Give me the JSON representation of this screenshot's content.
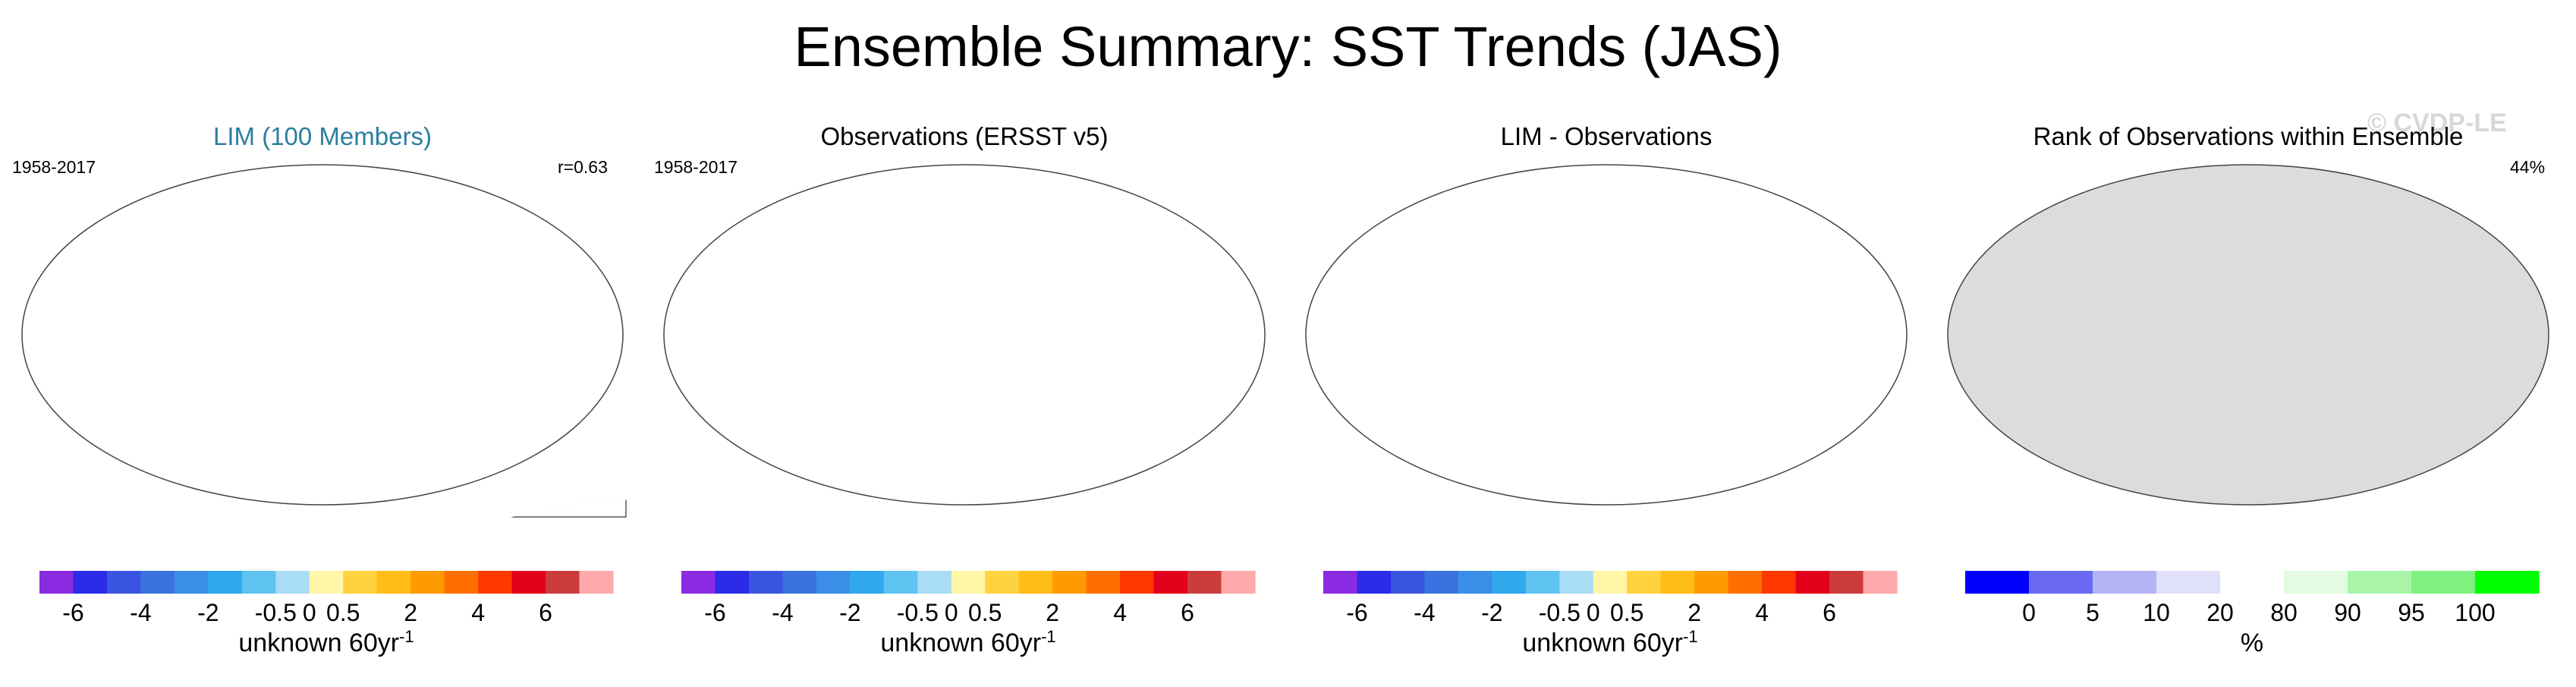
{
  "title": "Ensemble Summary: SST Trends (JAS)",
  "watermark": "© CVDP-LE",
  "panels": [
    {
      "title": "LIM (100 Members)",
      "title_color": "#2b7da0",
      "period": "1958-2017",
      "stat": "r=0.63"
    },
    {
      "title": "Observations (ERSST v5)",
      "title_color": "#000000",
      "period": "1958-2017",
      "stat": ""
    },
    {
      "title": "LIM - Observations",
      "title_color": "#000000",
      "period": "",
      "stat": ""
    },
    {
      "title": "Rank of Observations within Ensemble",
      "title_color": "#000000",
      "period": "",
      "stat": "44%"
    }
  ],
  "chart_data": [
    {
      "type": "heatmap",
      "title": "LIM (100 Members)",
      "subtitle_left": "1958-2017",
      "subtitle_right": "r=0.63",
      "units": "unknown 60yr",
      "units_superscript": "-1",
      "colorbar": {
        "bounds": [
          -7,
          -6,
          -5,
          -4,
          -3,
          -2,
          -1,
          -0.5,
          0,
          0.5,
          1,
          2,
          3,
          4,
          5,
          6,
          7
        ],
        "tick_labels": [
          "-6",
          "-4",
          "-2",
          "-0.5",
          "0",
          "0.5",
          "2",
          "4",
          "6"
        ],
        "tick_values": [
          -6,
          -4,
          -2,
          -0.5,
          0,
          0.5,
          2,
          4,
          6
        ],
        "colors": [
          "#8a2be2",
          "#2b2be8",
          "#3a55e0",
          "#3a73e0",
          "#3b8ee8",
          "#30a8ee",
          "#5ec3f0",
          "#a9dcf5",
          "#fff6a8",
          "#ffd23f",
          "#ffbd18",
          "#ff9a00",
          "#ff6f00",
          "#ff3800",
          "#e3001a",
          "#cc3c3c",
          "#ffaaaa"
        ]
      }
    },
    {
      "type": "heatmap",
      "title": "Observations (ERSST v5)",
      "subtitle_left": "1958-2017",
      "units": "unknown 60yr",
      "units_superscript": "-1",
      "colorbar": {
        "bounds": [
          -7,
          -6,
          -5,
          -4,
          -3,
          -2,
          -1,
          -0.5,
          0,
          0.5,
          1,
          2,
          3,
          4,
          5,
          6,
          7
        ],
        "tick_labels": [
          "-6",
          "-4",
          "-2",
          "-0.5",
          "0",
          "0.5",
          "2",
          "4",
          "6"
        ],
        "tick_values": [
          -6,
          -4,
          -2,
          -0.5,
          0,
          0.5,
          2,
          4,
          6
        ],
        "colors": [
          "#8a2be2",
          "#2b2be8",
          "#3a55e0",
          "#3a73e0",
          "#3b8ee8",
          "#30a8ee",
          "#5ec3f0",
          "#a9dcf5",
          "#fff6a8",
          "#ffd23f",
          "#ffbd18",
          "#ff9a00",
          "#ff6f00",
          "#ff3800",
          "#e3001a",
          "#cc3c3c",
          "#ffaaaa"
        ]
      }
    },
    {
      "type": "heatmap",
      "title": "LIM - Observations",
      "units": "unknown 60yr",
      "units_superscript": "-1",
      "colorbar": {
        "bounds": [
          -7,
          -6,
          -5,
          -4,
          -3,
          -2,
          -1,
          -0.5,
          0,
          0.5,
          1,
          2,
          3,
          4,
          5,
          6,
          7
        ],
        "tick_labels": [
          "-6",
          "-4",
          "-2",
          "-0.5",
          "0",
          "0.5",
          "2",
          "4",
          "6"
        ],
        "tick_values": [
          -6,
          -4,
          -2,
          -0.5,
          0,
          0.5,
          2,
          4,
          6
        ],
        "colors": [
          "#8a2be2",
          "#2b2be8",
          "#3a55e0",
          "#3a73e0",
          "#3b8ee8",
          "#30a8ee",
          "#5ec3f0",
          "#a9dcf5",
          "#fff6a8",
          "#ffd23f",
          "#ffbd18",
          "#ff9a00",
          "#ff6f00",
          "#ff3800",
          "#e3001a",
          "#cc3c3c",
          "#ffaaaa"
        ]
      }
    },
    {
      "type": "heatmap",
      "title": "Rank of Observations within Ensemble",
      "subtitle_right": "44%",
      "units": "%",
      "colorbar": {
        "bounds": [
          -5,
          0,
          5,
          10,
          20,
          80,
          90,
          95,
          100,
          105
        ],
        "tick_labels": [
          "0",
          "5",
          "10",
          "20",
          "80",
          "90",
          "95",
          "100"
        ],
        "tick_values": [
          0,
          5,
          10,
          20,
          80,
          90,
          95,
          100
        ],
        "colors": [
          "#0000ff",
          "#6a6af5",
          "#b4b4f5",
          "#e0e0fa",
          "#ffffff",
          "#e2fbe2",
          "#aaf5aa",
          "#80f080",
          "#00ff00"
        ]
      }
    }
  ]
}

______________________________

[What you are asked to do]: Take the entries shown above and quote them verbatim, passing over the pictures.

[Reply to the task]:
Give me the JSON representation of this screenshot's content.
{
  "title": "Ensemble Summary: SST Trends (JAS)",
  "watermark": "© CVDP-LE",
  "panels": [
    {
      "title": "LIM (100 Members)",
      "title_color": "#2b7da0",
      "period": "1958-2017",
      "stat": "r=0.63"
    },
    {
      "title": "Observations (ERSST v5)",
      "title_color": "#000000",
      "period": "1958-2017",
      "stat": ""
    },
    {
      "title": "LIM - Observations",
      "title_color": "#000000",
      "period": "",
      "stat": ""
    },
    {
      "title": "Rank of Observations within Ensemble",
      "title_color": "#000000",
      "period": "",
      "stat": "44%"
    }
  ],
  "chart_data": [
    {
      "type": "heatmap",
      "title": "LIM (100 Members)",
      "subtitle_left": "1958-2017",
      "subtitle_right": "r=0.63",
      "units": "unknown 60yr",
      "units_superscript": "-1",
      "colorbar": {
        "bounds": [
          -7,
          -6,
          -5,
          -4,
          -3,
          -2,
          -1,
          -0.5,
          0,
          0.5,
          1,
          2,
          3,
          4,
          5,
          6,
          7
        ],
        "tick_labels": [
          "-6",
          "-4",
          "-2",
          "-0.5",
          "0",
          "0.5",
          "2",
          "4",
          "6"
        ],
        "tick_values": [
          -6,
          -4,
          -2,
          -0.5,
          0,
          0.5,
          2,
          4,
          6
        ],
        "colors": [
          "#8a2be2",
          "#2b2be8",
          "#3a55e0",
          "#3a73e0",
          "#3b8ee8",
          "#30a8ee",
          "#5ec3f0",
          "#a9dcf5",
          "#fff6a8",
          "#ffd23f",
          "#ffbd18",
          "#ff9a00",
          "#ff6f00",
          "#ff3800",
          "#e3001a",
          "#cc3c3c",
          "#ffaaaa"
        ]
      }
    },
    {
      "type": "heatmap",
      "title": "Observations (ERSST v5)",
      "subtitle_left": "1958-2017",
      "units": "unknown 60yr",
      "units_superscript": "-1",
      "colorbar": {
        "bounds": [
          -7,
          -6,
          -5,
          -4,
          -3,
          -2,
          -1,
          -0.5,
          0,
          0.5,
          1,
          2,
          3,
          4,
          5,
          6,
          7
        ],
        "tick_labels": [
          "-6",
          "-4",
          "-2",
          "-0.5",
          "0",
          "0.5",
          "2",
          "4",
          "6"
        ],
        "tick_values": [
          -6,
          -4,
          -2,
          -0.5,
          0,
          0.5,
          2,
          4,
          6
        ],
        "colors": [
          "#8a2be2",
          "#2b2be8",
          "#3a55e0",
          "#3a73e0",
          "#3b8ee8",
          "#30a8ee",
          "#5ec3f0",
          "#a9dcf5",
          "#fff6a8",
          "#ffd23f",
          "#ffbd18",
          "#ff9a00",
          "#ff6f00",
          "#ff3800",
          "#e3001a",
          "#cc3c3c",
          "#ffaaaa"
        ]
      }
    },
    {
      "type": "heatmap",
      "title": "LIM - Observations",
      "units": "unknown 60yr",
      "units_superscript": "-1",
      "colorbar": {
        "bounds": [
          -7,
          -6,
          -5,
          -4,
          -3,
          -2,
          -1,
          -0.5,
          0,
          0.5,
          1,
          2,
          3,
          4,
          5,
          6,
          7
        ],
        "tick_labels": [
          "-6",
          "-4",
          "-2",
          "-0.5",
          "0",
          "0.5",
          "2",
          "4",
          "6"
        ],
        "tick_values": [
          -6,
          -4,
          -2,
          -0.5,
          0,
          0.5,
          2,
          4,
          6
        ],
        "colors": [
          "#8a2be2",
          "#2b2be8",
          "#3a55e0",
          "#3a73e0",
          "#3b8ee8",
          "#30a8ee",
          "#5ec3f0",
          "#a9dcf5",
          "#fff6a8",
          "#ffd23f",
          "#ffbd18",
          "#ff9a00",
          "#ff6f00",
          "#ff3800",
          "#e3001a",
          "#cc3c3c",
          "#ffaaaa"
        ]
      }
    },
    {
      "type": "heatmap",
      "title": "Rank of Observations within Ensemble",
      "subtitle_right": "44%",
      "units": "%",
      "colorbar": {
        "bounds": [
          -5,
          0,
          5,
          10,
          20,
          80,
          90,
          95,
          100,
          105
        ],
        "tick_labels": [
          "0",
          "5",
          "10",
          "20",
          "80",
          "90",
          "95",
          "100"
        ],
        "tick_values": [
          0,
          5,
          10,
          20,
          80,
          90,
          95,
          100
        ],
        "colors": [
          "#0000ff",
          "#6a6af5",
          "#b4b4f5",
          "#e0e0fa",
          "#ffffff",
          "#e2fbe2",
          "#aaf5aa",
          "#80f080",
          "#00ff00"
        ]
      }
    }
  ]
}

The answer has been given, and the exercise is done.